### [Task to carry out]
Could you copy every line from the material below in which "kesänä" appears?

-- -- --

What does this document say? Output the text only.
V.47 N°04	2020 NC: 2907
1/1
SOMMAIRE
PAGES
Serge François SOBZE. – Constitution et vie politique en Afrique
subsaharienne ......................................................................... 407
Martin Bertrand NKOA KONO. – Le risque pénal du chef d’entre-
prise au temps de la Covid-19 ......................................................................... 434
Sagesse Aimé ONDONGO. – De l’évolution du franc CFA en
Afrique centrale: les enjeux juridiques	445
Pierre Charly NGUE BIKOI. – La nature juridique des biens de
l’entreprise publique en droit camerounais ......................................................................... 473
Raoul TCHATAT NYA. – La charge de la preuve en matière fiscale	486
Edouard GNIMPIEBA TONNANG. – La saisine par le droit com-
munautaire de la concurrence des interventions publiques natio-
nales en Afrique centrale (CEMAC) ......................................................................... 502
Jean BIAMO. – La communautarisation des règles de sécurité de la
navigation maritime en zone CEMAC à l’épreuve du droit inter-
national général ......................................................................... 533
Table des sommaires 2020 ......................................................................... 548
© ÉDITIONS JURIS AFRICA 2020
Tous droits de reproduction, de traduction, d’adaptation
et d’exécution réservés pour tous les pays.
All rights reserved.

-- -- --

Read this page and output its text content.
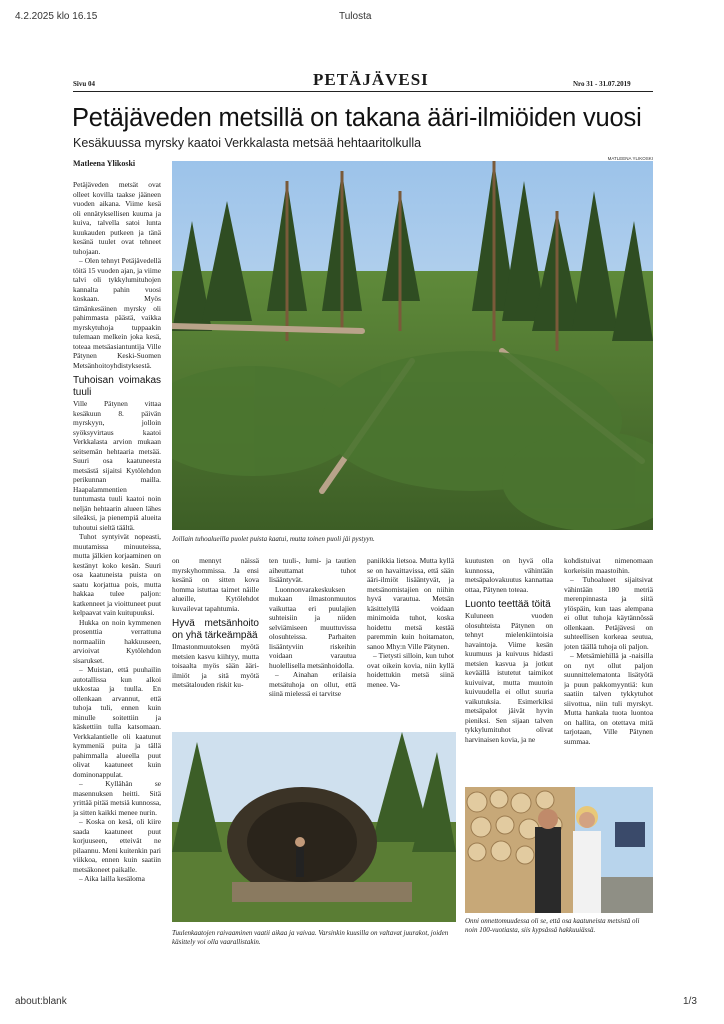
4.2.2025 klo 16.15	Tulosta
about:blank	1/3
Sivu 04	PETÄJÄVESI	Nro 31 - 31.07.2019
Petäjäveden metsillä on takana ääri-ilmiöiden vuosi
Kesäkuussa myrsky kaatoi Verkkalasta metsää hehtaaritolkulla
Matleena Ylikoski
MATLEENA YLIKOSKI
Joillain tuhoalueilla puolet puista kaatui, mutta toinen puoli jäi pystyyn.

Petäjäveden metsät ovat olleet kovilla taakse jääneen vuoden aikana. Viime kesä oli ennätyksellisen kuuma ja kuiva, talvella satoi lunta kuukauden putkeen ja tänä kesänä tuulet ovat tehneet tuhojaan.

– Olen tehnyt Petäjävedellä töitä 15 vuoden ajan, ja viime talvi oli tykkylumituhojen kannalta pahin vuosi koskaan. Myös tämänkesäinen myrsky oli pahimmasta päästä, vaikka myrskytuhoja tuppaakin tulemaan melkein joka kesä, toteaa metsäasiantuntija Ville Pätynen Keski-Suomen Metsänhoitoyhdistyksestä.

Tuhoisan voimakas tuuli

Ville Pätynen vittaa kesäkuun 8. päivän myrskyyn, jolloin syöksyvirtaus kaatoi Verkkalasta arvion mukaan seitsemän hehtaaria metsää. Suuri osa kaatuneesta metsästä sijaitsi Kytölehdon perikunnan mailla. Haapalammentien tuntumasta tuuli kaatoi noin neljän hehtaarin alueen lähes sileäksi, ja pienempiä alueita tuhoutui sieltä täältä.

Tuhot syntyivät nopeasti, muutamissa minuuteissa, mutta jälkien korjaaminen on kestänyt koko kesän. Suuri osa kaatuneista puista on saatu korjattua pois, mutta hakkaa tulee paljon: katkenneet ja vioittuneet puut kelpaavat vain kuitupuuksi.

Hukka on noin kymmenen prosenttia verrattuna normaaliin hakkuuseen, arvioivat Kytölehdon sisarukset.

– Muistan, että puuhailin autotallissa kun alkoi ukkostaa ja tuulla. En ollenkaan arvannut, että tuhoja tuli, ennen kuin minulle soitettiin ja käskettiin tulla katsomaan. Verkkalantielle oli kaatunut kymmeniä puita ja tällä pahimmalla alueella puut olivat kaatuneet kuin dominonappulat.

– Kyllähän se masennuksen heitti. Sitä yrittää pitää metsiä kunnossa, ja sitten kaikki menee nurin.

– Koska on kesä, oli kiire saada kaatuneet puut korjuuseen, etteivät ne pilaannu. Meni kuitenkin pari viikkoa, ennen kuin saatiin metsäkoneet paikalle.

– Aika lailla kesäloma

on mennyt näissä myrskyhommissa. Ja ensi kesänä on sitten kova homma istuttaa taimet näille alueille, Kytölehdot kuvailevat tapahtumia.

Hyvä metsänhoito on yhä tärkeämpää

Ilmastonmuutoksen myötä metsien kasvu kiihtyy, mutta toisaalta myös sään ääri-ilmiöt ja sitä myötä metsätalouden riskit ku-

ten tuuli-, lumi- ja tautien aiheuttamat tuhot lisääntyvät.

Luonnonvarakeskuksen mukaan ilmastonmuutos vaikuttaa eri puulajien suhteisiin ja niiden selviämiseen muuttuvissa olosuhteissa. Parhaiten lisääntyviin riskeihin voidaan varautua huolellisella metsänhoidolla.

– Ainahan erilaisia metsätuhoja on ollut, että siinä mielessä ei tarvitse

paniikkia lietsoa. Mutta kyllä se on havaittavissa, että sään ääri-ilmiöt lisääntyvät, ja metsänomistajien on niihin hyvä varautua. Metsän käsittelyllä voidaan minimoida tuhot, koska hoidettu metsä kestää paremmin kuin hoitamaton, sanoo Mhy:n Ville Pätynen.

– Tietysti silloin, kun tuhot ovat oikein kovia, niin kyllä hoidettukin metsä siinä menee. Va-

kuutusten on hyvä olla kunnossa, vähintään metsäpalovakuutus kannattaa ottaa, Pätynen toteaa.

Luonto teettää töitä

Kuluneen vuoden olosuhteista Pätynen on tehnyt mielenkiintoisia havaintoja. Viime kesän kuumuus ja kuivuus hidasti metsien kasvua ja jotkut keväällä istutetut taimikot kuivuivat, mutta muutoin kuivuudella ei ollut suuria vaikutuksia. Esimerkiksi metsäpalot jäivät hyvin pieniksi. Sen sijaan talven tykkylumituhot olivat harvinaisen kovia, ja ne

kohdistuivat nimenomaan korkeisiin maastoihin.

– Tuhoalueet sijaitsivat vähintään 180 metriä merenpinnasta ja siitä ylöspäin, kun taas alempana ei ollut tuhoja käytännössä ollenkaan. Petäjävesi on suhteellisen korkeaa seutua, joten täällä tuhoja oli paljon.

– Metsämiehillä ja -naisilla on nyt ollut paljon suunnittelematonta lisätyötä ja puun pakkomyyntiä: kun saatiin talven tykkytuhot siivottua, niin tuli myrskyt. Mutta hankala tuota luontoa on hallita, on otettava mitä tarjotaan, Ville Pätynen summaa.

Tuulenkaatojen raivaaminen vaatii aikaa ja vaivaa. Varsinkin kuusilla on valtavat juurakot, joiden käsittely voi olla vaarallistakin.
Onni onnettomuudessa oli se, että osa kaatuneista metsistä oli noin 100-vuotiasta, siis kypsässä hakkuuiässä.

-- -- --

### [Answer to this problem]
Petäjäveden metsät ovat olleet kovilla taakse jääneen vuoden aikana. Viime kesä oli ennätyksellisen kuuma ja kuiva, talvella satoi lunta kuukauden putkeen ja tänä kesänä tuulet ovat tehneet tuhojaan.
on mennyt näissä myrskyhommissa. Ja ensi kesänä on sitten kova homma istuttaa taimet näille alueille, Kytölehdot kuvailevat tapahtumia.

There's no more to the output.